Records contained in a dataset:
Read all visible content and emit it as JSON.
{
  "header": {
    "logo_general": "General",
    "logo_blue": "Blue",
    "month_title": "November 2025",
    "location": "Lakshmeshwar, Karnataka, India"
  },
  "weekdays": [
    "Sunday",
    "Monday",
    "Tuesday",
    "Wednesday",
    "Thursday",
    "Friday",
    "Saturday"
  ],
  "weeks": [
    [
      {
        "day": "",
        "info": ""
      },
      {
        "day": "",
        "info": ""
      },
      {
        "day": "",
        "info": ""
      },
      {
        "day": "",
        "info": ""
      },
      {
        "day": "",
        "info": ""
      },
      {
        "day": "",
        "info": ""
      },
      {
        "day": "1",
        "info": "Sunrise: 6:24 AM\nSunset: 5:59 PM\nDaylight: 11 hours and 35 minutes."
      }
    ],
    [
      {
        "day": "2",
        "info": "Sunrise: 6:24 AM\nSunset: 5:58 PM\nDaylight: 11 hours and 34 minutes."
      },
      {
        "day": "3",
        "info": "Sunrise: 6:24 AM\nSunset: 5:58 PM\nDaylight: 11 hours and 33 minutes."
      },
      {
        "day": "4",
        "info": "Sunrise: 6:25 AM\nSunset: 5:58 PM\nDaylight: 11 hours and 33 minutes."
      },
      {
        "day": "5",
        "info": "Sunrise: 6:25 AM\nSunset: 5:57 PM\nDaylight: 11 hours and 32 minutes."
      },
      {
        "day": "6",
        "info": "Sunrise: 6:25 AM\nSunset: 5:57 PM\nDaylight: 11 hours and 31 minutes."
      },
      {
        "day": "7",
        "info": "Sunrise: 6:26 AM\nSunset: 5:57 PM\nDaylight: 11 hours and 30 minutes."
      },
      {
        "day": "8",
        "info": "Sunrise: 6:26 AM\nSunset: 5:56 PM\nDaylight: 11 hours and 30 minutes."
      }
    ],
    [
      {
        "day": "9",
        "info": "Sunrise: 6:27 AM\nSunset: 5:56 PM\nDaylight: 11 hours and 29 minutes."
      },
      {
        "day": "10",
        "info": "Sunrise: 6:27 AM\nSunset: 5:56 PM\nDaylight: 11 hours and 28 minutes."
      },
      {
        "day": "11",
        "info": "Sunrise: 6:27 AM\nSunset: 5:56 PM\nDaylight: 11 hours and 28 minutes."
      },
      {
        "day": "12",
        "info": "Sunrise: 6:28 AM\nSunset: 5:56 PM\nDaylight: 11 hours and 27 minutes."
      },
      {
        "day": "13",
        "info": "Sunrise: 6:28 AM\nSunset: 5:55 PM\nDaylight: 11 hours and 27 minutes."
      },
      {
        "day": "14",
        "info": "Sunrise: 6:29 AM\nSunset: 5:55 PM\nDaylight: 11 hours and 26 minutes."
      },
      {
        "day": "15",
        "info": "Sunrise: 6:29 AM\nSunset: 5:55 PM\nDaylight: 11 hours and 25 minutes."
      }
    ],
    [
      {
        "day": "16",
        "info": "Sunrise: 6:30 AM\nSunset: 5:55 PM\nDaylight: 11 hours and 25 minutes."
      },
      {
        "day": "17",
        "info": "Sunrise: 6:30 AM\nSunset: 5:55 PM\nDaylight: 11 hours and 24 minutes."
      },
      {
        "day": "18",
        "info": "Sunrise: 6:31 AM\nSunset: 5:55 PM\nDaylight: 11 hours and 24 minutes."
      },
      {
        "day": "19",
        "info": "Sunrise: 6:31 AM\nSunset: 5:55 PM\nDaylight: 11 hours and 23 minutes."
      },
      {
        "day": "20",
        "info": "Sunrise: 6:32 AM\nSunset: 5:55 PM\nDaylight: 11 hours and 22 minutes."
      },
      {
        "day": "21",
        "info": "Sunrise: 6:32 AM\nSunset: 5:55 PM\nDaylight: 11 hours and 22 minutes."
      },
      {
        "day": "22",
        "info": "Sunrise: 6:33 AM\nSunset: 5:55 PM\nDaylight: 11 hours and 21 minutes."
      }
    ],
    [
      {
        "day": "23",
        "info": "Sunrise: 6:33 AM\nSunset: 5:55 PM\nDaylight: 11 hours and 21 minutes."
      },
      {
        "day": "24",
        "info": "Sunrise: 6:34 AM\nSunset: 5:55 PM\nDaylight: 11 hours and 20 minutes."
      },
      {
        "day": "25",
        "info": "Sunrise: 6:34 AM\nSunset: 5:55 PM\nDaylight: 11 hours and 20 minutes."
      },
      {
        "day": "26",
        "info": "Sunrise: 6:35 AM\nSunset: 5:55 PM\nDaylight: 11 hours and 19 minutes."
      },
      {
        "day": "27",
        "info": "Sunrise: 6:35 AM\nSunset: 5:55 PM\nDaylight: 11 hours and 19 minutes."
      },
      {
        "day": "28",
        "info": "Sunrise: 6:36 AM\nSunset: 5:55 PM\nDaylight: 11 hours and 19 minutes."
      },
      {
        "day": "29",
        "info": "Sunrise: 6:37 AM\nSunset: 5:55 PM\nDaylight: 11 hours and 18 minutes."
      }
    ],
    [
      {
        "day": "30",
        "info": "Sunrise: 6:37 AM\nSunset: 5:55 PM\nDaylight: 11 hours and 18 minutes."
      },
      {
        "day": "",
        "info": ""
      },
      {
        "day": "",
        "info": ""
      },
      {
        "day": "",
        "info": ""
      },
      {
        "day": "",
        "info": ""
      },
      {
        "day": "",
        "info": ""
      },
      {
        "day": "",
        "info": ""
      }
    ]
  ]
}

→ WHAT IS BEING ASKED
Repeat the material above in full, quoting it exactly.

→ TASK OUTPUT
Read all visible content and emit it as JSON.
{
  "header": {
    "logo_general": "General",
    "logo_blue": "Blue",
    "month_title": "November 2025",
    "location": "Lakshmeshwar, Karnataka, India"
  },
  "weekdays": [
    "Sunday",
    "Monday",
    "Tuesday",
    "Wednesday",
    "Thursday",
    "Friday",
    "Saturday"
  ],
  "weeks": [
    [
      {
        "day": "",
        "info": ""
      },
      {
        "day": "",
        "info": ""
      },
      {
        "day": "",
        "info": ""
      },
      {
        "day": "",
        "info": ""
      },
      {
        "day": "",
        "info": ""
      },
      {
        "day": "",
        "info": ""
      },
      {
        "day": "1",
        "info": "Sunrise: 6:24 AM\nSunset: 5:59 PM\nDaylight: 11 hours and 35 minutes."
      }
    ],
    [
      {
        "day": "2",
        "info": "Sunrise: 6:24 AM\nSunset: 5:58 PM\nDaylight: 11 hours and 34 minutes."
      },
      {
        "day": "3",
        "info": "Sunrise: 6:24 AM\nSunset: 5:58 PM\nDaylight: 11 hours and 33 minutes."
      },
      {
        "day": "4",
        "info": "Sunrise: 6:25 AM\nSunset: 5:58 PM\nDaylight: 11 hours and 33 minutes."
      },
      {
        "day": "5",
        "info": "Sunrise: 6:25 AM\nSunset: 5:57 PM\nDaylight: 11 hours and 32 minutes."
      },
      {
        "day": "6",
        "info": "Sunrise: 6:25 AM\nSunset: 5:57 PM\nDaylight: 11 hours and 31 minutes."
      },
      {
        "day": "7",
        "info": "Sunrise: 6:26 AM\nSunset: 5:57 PM\nDaylight: 11 hours and 30 minutes."
      },
      {
        "day": "8",
        "info": "Sunrise: 6:26 AM\nSunset: 5:56 PM\nDaylight: 11 hours and 30 minutes."
      }
    ],
    [
      {
        "day": "9",
        "info": "Sunrise: 6:27 AM\nSunset: 5:56 PM\nDaylight: 11 hours and 29 minutes."
      },
      {
        "day": "10",
        "info": "Sunrise: 6:27 AM\nSunset: 5:56 PM\nDaylight: 11 hours and 28 minutes."
      },
      {
        "day": "11",
        "info": "Sunrise: 6:27 AM\nSunset: 5:56 PM\nDaylight: 11 hours and 28 minutes."
      },
      {
        "day": "12",
        "info": "Sunrise: 6:28 AM\nSunset: 5:56 PM\nDaylight: 11 hours and 27 minutes."
      },
      {
        "day": "13",
        "info": "Sunrise: 6:28 AM\nSunset: 5:55 PM\nDaylight: 11 hours and 27 minutes."
      },
      {
        "day": "14",
        "info": "Sunrise: 6:29 AM\nSunset: 5:55 PM\nDaylight: 11 hours and 26 minutes."
      },
      {
        "day": "15",
        "info": "Sunrise: 6:29 AM\nSunset: 5:55 PM\nDaylight: 11 hours and 25 minutes."
      }
    ],
    [
      {
        "day": "16",
        "info": "Sunrise: 6:30 AM\nSunset: 5:55 PM\nDaylight: 11 hours and 25 minutes."
      },
      {
        "day": "17",
        "info": "Sunrise: 6:30 AM\nSunset: 5:55 PM\nDaylight: 11 hours and 24 minutes."
      },
      {
        "day": "18",
        "info": "Sunrise: 6:31 AM\nSunset: 5:55 PM\nDaylight: 11 hours and 24 minutes."
      },
      {
        "day": "19",
        "info": "Sunrise: 6:31 AM\nSunset: 5:55 PM\nDaylight: 11 hours and 23 minutes."
      },
      {
        "day": "20",
        "info": "Sunrise: 6:32 AM\nSunset: 5:55 PM\nDaylight: 11 hours and 22 minutes."
      },
      {
        "day": "21",
        "info": "Sunrise: 6:32 AM\nSunset: 5:55 PM\nDaylight: 11 hours and 22 minutes."
      },
      {
        "day": "22",
        "info": "Sunrise: 6:33 AM\nSunset: 5:55 PM\nDaylight: 11 hours and 21 minutes."
      }
    ],
    [
      {
        "day": "23",
        "info": "Sunrise: 6:33 AM\nSunset: 5:55 PM\nDaylight: 11 hours and 21 minutes."
      },
      {
        "day": "24",
        "info": "Sunrise: 6:34 AM\nSunset: 5:55 PM\nDaylight: 11 hours and 20 minutes."
      },
      {
        "day": "25",
        "info": "Sunrise: 6:34 AM\nSunset: 5:55 PM\nDaylight: 11 hours and 20 minutes."
      },
      {
        "day": "26",
        "info": "Sunrise: 6:35 AM\nSunset: 5:55 PM\nDaylight: 11 hours and 19 minutes."
      },
      {
        "day": "27",
        "info": "Sunrise: 6:35 AM\nSunset: 5:55 PM\nDaylight: 11 hours and 19 minutes."
      },
      {
        "day": "28",
        "info": "Sunrise: 6:36 AM\nSunset: 5:55 PM\nDaylight: 11 hours and 19 minutes."
      },
      {
        "day": "29",
        "info": "Sunrise: 6:37 AM\nSunset: 5:55 PM\nDaylight: 11 hours and 18 minutes."
      }
    ],
    [
      {
        "day": "30",
        "info": "Sunrise: 6:37 AM\nSunset: 5:55 PM\nDaylight: 11 hours and 18 minutes."
      },
      {
        "day": "",
        "info": ""
      },
      {
        "day": "",
        "info": ""
      },
      {
        "day": "",
        "info": ""
      },
      {
        "day": "",
        "info": ""
      },
      {
        "day": "",
        "info": ""
      },
      {
        "day": "",
        "info": ""
      }
    ]
  ]
}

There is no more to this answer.